**Task objective:** Reproduce the listing below exactly, minus its pictures.
*-*-*
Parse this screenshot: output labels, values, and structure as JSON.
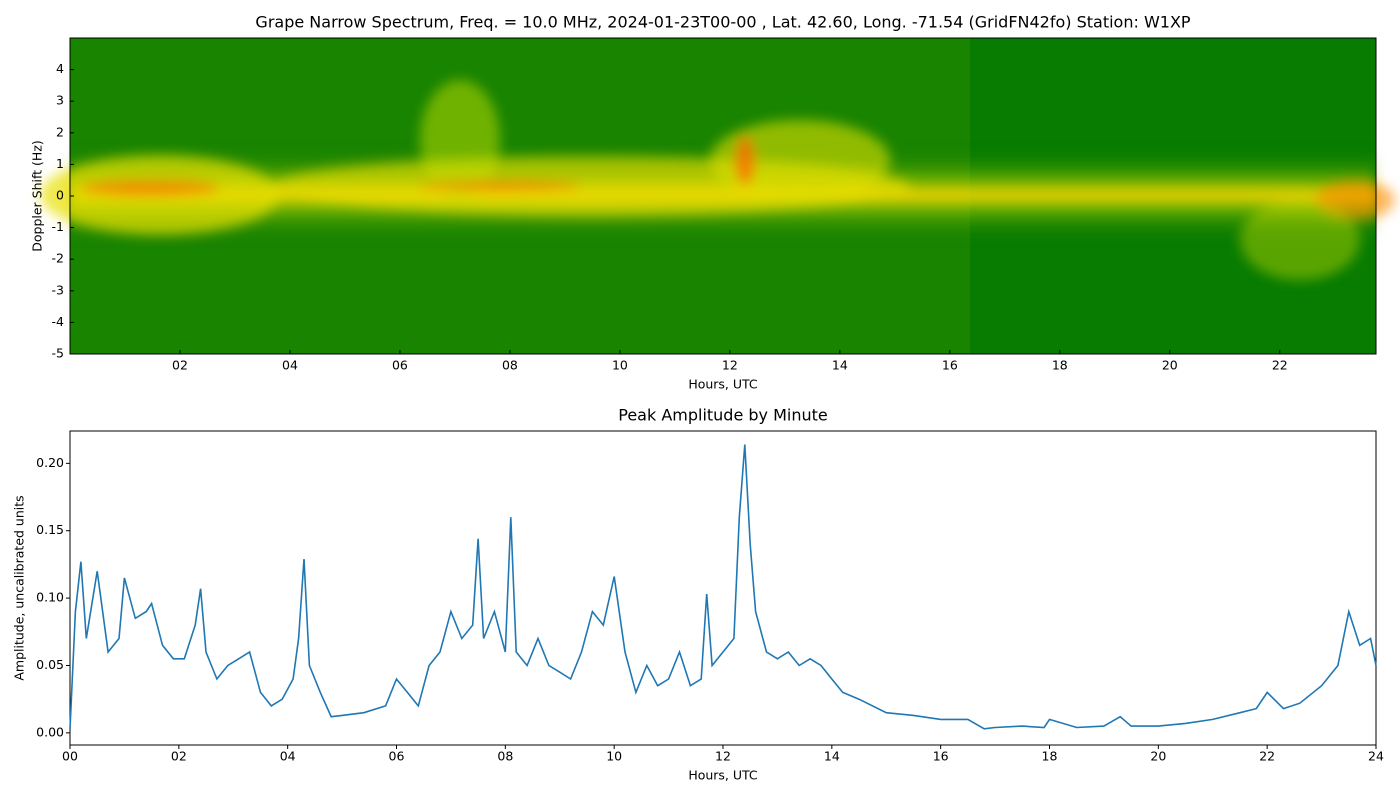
{
  "chart_data": [
    {
      "type": "spectrogram",
      "title": "Grape Narrow Spectrum, Freq. = 10.0 MHz, 2024-01-23T00-00 , Lat.  42.60, Long. -71.54 (GridFN42fo) Station: W1XP",
      "xlabel": "Hours, UTC",
      "ylabel": "Doppler Shift (Hz)",
      "xlim": [
        0,
        23.75
      ],
      "ylim": [
        -5,
        5
      ],
      "xticks": [
        {
          "value": 2,
          "label": "02"
        },
        {
          "value": 4,
          "label": "04"
        },
        {
          "value": 6,
          "label": "06"
        },
        {
          "value": 8,
          "label": "08"
        },
        {
          "value": 10,
          "label": "10"
        },
        {
          "value": 12,
          "label": "12"
        },
        {
          "value": 14,
          "label": "14"
        },
        {
          "value": 16,
          "label": "16"
        },
        {
          "value": 18,
          "label": "18"
        },
        {
          "value": 20,
          "label": "20"
        },
        {
          "value": 22,
          "label": "22"
        }
      ],
      "yticks": [
        -5,
        -4,
        -3,
        -2,
        -1,
        0,
        1,
        2,
        3,
        4
      ]
    },
    {
      "type": "line",
      "title": "Peak Amplitude by Minute",
      "xlabel": "Hours, UTC",
      "ylabel": "Amplitude, uncalibrated units",
      "xlim": [
        0,
        24
      ],
      "ylim": [
        -0.009,
        0.224
      ],
      "xticks": [
        {
          "value": 0,
          "label": "00"
        },
        {
          "value": 2,
          "label": "02"
        },
        {
          "value": 4,
          "label": "04"
        },
        {
          "value": 6,
          "label": "06"
        },
        {
          "value": 8,
          "label": "08"
        },
        {
          "value": 10,
          "label": "10"
        },
        {
          "value": 12,
          "label": "12"
        },
        {
          "value": 14,
          "label": "14"
        },
        {
          "value": 16,
          "label": "16"
        },
        {
          "value": 18,
          "label": "18"
        },
        {
          "value": 20,
          "label": "20"
        },
        {
          "value": 22,
          "label": "22"
        },
        {
          "value": 24,
          "label": "24"
        }
      ],
      "yticks": [
        {
          "value": 0,
          "label": "0.00"
        },
        {
          "value": 0.05,
          "label": "0.05"
        },
        {
          "value": 0.1,
          "label": "0.10"
        },
        {
          "value": 0.15,
          "label": "0.15"
        },
        {
          "value": 0.2,
          "label": "0.20"
        }
      ],
      "series": [
        {
          "color": "#1f77b4",
          "x": [
            0,
            0.1,
            0.2,
            0.3,
            0.5,
            0.7,
            0.9,
            1.0,
            1.2,
            1.4,
            1.5,
            1.7,
            1.9,
            2.1,
            2.3,
            2.4,
            2.5,
            2.7,
            2.9,
            3.1,
            3.3,
            3.5,
            3.7,
            3.9,
            4.1,
            4.2,
            4.3,
            4.4,
            4.6,
            4.8,
            5.0,
            5.4,
            5.8,
            6.0,
            6.2,
            6.4,
            6.6,
            6.8,
            7.0,
            7.2,
            7.4,
            7.5,
            7.6,
            7.8,
            8.0,
            8.1,
            8.2,
            8.4,
            8.6,
            8.8,
            9.0,
            9.2,
            9.4,
            9.6,
            9.8,
            10.0,
            10.2,
            10.4,
            10.6,
            10.8,
            11.0,
            11.2,
            11.4,
            11.6,
            11.7,
            11.8,
            12.0,
            12.2,
            12.3,
            12.4,
            12.5,
            12.6,
            12.8,
            13.0,
            13.2,
            13.4,
            13.6,
            13.8,
            14.0,
            14.2,
            14.5,
            15.0,
            15.5,
            16.0,
            16.5,
            16.8,
            17.0,
            17.5,
            17.9,
            18.0,
            18.5,
            19.0,
            19.3,
            19.5,
            20.0,
            20.5,
            21.0,
            21.5,
            21.8,
            22.0,
            22.3,
            22.6,
            23.0,
            23.3,
            23.5,
            23.7,
            23.9,
            24.0
          ],
          "values": [
            0.003,
            0.09,
            0.127,
            0.07,
            0.12,
            0.06,
            0.07,
            0.115,
            0.085,
            0.09,
            0.096,
            0.065,
            0.055,
            0.055,
            0.08,
            0.107,
            0.06,
            0.04,
            0.05,
            0.055,
            0.06,
            0.03,
            0.02,
            0.025,
            0.04,
            0.07,
            0.129,
            0.05,
            0.03,
            0.012,
            0.013,
            0.015,
            0.02,
            0.04,
            0.03,
            0.02,
            0.05,
            0.06,
            0.09,
            0.07,
            0.08,
            0.144,
            0.07,
            0.09,
            0.06,
            0.16,
            0.06,
            0.05,
            0.07,
            0.05,
            0.045,
            0.04,
            0.06,
            0.09,
            0.08,
            0.116,
            0.06,
            0.03,
            0.05,
            0.035,
            0.04,
            0.06,
            0.035,
            0.04,
            0.103,
            0.05,
            0.06,
            0.07,
            0.16,
            0.214,
            0.14,
            0.09,
            0.06,
            0.055,
            0.06,
            0.05,
            0.055,
            0.05,
            0.04,
            0.03,
            0.025,
            0.015,
            0.013,
            0.01,
            0.01,
            0.003,
            0.004,
            0.005,
            0.004,
            0.01,
            0.004,
            0.005,
            0.012,
            0.005,
            0.005,
            0.007,
            0.01,
            0.015,
            0.018,
            0.03,
            0.018,
            0.022,
            0.035,
            0.05,
            0.09,
            0.065,
            0.07,
            0.05
          ]
        }
      ]
    }
  ]
}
*-*-*
**Solution to this task:**
Parse this screenshot: output labels, values, and structure as JSON.
{
  "chart_data": [
    {
      "type": "spectrogram",
      "title": "Grape Narrow Spectrum, Freq. = 10.0 MHz, 2024-01-23T00-00 , Lat.  42.60, Long. -71.54 (GridFN42fo) Station: W1XP",
      "xlabel": "Hours, UTC",
      "ylabel": "Doppler Shift (Hz)",
      "xlim": [
        0,
        23.75
      ],
      "ylim": [
        -5,
        5
      ],
      "xticks": [
        {
          "value": 2,
          "label": "02"
        },
        {
          "value": 4,
          "label": "04"
        },
        {
          "value": 6,
          "label": "06"
        },
        {
          "value": 8,
          "label": "08"
        },
        {
          "value": 10,
          "label": "10"
        },
        {
          "value": 12,
          "label": "12"
        },
        {
          "value": 14,
          "label": "14"
        },
        {
          "value": 16,
          "label": "16"
        },
        {
          "value": 18,
          "label": "18"
        },
        {
          "value": 20,
          "label": "20"
        },
        {
          "value": 22,
          "label": "22"
        }
      ],
      "yticks": [
        -5,
        -4,
        -3,
        -2,
        -1,
        0,
        1,
        2,
        3,
        4
      ]
    },
    {
      "type": "line",
      "title": "Peak Amplitude by Minute",
      "xlabel": "Hours, UTC",
      "ylabel": "Amplitude, uncalibrated units",
      "xlim": [
        0,
        24
      ],
      "ylim": [
        -0.009,
        0.224
      ],
      "xticks": [
        {
          "value": 0,
          "label": "00"
        },
        {
          "value": 2,
          "label": "02"
        },
        {
          "value": 4,
          "label": "04"
        },
        {
          "value": 6,
          "label": "06"
        },
        {
          "value": 8,
          "label": "08"
        },
        {
          "value": 10,
          "label": "10"
        },
        {
          "value": 12,
          "label": "12"
        },
        {
          "value": 14,
          "label": "14"
        },
        {
          "value": 16,
          "label": "16"
        },
        {
          "value": 18,
          "label": "18"
        },
        {
          "value": 20,
          "label": "20"
        },
        {
          "value": 22,
          "label": "22"
        },
        {
          "value": 24,
          "label": "24"
        }
      ],
      "yticks": [
        {
          "value": 0,
          "label": "0.00"
        },
        {
          "value": 0.05,
          "label": "0.05"
        },
        {
          "value": 0.1,
          "label": "0.10"
        },
        {
          "value": 0.15,
          "label": "0.15"
        },
        {
          "value": 0.2,
          "label": "0.20"
        }
      ],
      "series": [
        {
          "color": "#1f77b4",
          "x": [
            0,
            0.1,
            0.2,
            0.3,
            0.5,
            0.7,
            0.9,
            1.0,
            1.2,
            1.4,
            1.5,
            1.7,
            1.9,
            2.1,
            2.3,
            2.4,
            2.5,
            2.7,
            2.9,
            3.1,
            3.3,
            3.5,
            3.7,
            3.9,
            4.1,
            4.2,
            4.3,
            4.4,
            4.6,
            4.8,
            5.0,
            5.4,
            5.8,
            6.0,
            6.2,
            6.4,
            6.6,
            6.8,
            7.0,
            7.2,
            7.4,
            7.5,
            7.6,
            7.8,
            8.0,
            8.1,
            8.2,
            8.4,
            8.6,
            8.8,
            9.0,
            9.2,
            9.4,
            9.6,
            9.8,
            10.0,
            10.2,
            10.4,
            10.6,
            10.8,
            11.0,
            11.2,
            11.4,
            11.6,
            11.7,
            11.8,
            12.0,
            12.2,
            12.3,
            12.4,
            12.5,
            12.6,
            12.8,
            13.0,
            13.2,
            13.4,
            13.6,
            13.8,
            14.0,
            14.2,
            14.5,
            15.0,
            15.5,
            16.0,
            16.5,
            16.8,
            17.0,
            17.5,
            17.9,
            18.0,
            18.5,
            19.0,
            19.3,
            19.5,
            20.0,
            20.5,
            21.0,
            21.5,
            21.8,
            22.0,
            22.3,
            22.6,
            23.0,
            23.3,
            23.5,
            23.7,
            23.9,
            24.0
          ],
          "values": [
            0.003,
            0.09,
            0.127,
            0.07,
            0.12,
            0.06,
            0.07,
            0.115,
            0.085,
            0.09,
            0.096,
            0.065,
            0.055,
            0.055,
            0.08,
            0.107,
            0.06,
            0.04,
            0.05,
            0.055,
            0.06,
            0.03,
            0.02,
            0.025,
            0.04,
            0.07,
            0.129,
            0.05,
            0.03,
            0.012,
            0.013,
            0.015,
            0.02,
            0.04,
            0.03,
            0.02,
            0.05,
            0.06,
            0.09,
            0.07,
            0.08,
            0.144,
            0.07,
            0.09,
            0.06,
            0.16,
            0.06,
            0.05,
            0.07,
            0.05,
            0.045,
            0.04,
            0.06,
            0.09,
            0.08,
            0.116,
            0.06,
            0.03,
            0.05,
            0.035,
            0.04,
            0.06,
            0.035,
            0.04,
            0.103,
            0.05,
            0.06,
            0.07,
            0.16,
            0.214,
            0.14,
            0.09,
            0.06,
            0.055,
            0.06,
            0.05,
            0.055,
            0.05,
            0.04,
            0.03,
            0.025,
            0.015,
            0.013,
            0.01,
            0.01,
            0.003,
            0.004,
            0.005,
            0.004,
            0.01,
            0.004,
            0.005,
            0.012,
            0.005,
            0.005,
            0.007,
            0.01,
            0.015,
            0.018,
            0.03,
            0.018,
            0.022,
            0.035,
            0.05,
            0.09,
            0.065,
            0.07,
            0.05
          ]
        }
      ]
    }
  ]
}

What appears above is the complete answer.